SELECTED EXTRACT:
Emitting the easy-going cool of a small ad agency, redTO.com operates out of a converted open-concept warehouse in Toronto's garment district. Abbiss, with his ponytail and arty Queen Street specs, very much fits the image of a high-tech entrepreneur. This is his third such venture: He launched a long-distance reseller in 1990 and sold it two years later. In 1995, he launched Optel Communications, which provided local telephone service in Ontario and Quebec. Optel grew into a 700-employee, $50-million-a-year firm, but then went bankrupt in 2001. In both cases, Abbiss's primary opponent was Bell Canada.

In short, Abbiss understands the perils of trying to sneak past very large opponents. "The scuttlebutt is that we've drawn a little attention from Yellow Pages," he says, before adding this white flag: "We don't discourage our customers from advertising in the Yellow Pages. Frankly, I still use the Yellow Pages from time to time when I can't find something I want on-line."

The conventional wisdom is that small companies shouldn't try to compete with huge, deep-pocketed rivals on price because they risk getting squashed. That may be true with commodity goods and mature markets, but small businesses with new delivery models, such as an internet-based ticketing agency, find they actually have a price edge because their older, larger competitors are burdened with costly overheads.

WHAT IS EXPECTED:
Answer these questions from the article about redTO.com, each on its own line:
1. In what year did Abbiss launch Optel Communications?
2. According to the scuttlebutt Abbiss mentions, which company has paid redTO.com a little attention?
3. What example of a small business with a new delivery model does the article give?

ITEMS:
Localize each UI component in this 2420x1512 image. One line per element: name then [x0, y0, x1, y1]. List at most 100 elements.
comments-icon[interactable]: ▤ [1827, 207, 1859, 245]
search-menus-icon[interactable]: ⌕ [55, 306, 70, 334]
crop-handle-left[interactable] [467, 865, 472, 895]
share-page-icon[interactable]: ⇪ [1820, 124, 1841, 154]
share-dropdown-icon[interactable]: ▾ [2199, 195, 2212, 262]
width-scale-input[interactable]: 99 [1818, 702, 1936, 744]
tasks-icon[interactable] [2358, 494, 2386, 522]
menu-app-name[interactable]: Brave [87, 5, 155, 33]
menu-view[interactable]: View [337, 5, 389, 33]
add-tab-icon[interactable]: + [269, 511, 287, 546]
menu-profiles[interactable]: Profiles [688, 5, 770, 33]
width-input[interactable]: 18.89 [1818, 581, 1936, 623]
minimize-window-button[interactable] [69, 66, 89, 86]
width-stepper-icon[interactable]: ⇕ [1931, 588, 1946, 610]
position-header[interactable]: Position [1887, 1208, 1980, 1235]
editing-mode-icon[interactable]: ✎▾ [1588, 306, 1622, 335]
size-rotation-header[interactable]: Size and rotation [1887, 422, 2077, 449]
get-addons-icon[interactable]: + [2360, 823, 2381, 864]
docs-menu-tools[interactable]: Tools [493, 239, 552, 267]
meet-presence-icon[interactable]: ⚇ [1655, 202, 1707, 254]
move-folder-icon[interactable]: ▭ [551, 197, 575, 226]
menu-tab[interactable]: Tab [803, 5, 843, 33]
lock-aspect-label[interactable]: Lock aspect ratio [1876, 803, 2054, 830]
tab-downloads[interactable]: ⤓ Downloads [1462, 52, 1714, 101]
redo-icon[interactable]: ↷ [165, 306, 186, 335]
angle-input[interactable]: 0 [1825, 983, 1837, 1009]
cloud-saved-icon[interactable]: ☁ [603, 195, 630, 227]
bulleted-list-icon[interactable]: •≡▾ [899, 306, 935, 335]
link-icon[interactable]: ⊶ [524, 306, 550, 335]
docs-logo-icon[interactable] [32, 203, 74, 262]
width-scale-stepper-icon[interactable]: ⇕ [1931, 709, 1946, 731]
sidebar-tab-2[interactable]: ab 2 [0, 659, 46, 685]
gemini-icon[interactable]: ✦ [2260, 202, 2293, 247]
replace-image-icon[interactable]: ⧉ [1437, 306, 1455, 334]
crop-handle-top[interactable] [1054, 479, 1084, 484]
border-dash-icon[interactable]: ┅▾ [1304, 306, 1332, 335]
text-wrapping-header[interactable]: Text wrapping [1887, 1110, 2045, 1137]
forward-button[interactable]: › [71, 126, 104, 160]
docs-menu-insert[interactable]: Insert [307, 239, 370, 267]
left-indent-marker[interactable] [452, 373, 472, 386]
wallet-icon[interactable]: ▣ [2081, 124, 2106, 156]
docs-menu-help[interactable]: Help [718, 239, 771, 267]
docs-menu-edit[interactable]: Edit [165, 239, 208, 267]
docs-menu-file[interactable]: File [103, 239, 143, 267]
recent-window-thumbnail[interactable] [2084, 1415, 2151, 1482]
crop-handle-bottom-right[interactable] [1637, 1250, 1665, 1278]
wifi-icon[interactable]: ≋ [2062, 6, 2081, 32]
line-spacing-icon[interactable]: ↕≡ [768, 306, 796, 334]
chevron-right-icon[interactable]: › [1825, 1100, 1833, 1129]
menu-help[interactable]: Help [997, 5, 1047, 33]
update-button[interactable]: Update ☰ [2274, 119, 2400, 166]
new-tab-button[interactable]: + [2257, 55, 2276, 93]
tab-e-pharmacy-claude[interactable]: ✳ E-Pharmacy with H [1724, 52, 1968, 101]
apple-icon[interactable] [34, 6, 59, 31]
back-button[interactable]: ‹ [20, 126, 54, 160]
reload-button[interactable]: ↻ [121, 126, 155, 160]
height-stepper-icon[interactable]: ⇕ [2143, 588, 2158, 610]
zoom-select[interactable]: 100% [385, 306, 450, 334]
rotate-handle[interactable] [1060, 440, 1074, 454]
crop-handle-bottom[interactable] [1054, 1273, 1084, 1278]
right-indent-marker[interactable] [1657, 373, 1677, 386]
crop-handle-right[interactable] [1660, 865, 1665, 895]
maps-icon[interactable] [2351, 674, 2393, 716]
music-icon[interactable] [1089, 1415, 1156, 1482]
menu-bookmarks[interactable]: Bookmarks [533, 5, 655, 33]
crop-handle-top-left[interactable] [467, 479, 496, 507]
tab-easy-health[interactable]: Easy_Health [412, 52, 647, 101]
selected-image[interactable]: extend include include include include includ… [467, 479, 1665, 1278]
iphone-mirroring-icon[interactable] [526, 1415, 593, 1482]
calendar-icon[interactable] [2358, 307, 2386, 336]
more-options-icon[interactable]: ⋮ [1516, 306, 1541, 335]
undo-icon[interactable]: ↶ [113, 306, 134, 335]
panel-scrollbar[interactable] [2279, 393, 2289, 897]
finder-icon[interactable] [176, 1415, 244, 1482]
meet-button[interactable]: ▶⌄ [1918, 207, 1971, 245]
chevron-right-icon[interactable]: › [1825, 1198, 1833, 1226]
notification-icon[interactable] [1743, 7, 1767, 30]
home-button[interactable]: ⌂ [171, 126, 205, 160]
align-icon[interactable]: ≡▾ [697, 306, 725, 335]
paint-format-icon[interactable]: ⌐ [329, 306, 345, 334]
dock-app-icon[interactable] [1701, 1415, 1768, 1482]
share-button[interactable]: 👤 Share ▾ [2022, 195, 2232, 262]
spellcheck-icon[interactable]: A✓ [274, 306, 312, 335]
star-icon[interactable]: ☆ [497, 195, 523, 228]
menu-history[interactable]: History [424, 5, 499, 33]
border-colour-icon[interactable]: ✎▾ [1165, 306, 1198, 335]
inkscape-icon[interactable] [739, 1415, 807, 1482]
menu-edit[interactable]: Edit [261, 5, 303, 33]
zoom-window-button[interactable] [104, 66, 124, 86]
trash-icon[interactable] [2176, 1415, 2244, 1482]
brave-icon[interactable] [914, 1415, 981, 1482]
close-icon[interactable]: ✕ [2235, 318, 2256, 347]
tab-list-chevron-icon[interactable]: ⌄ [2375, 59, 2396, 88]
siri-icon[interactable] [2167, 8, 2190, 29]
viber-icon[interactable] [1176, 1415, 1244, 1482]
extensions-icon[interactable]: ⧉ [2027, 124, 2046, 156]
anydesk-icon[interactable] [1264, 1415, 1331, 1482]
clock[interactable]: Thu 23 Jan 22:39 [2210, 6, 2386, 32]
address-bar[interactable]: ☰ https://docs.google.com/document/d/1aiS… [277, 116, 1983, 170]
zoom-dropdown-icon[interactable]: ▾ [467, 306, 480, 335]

RESPONSE TO THE EXERCISE:
1. 1995
2. Yellow Pages
3. An internet-based ticketing agency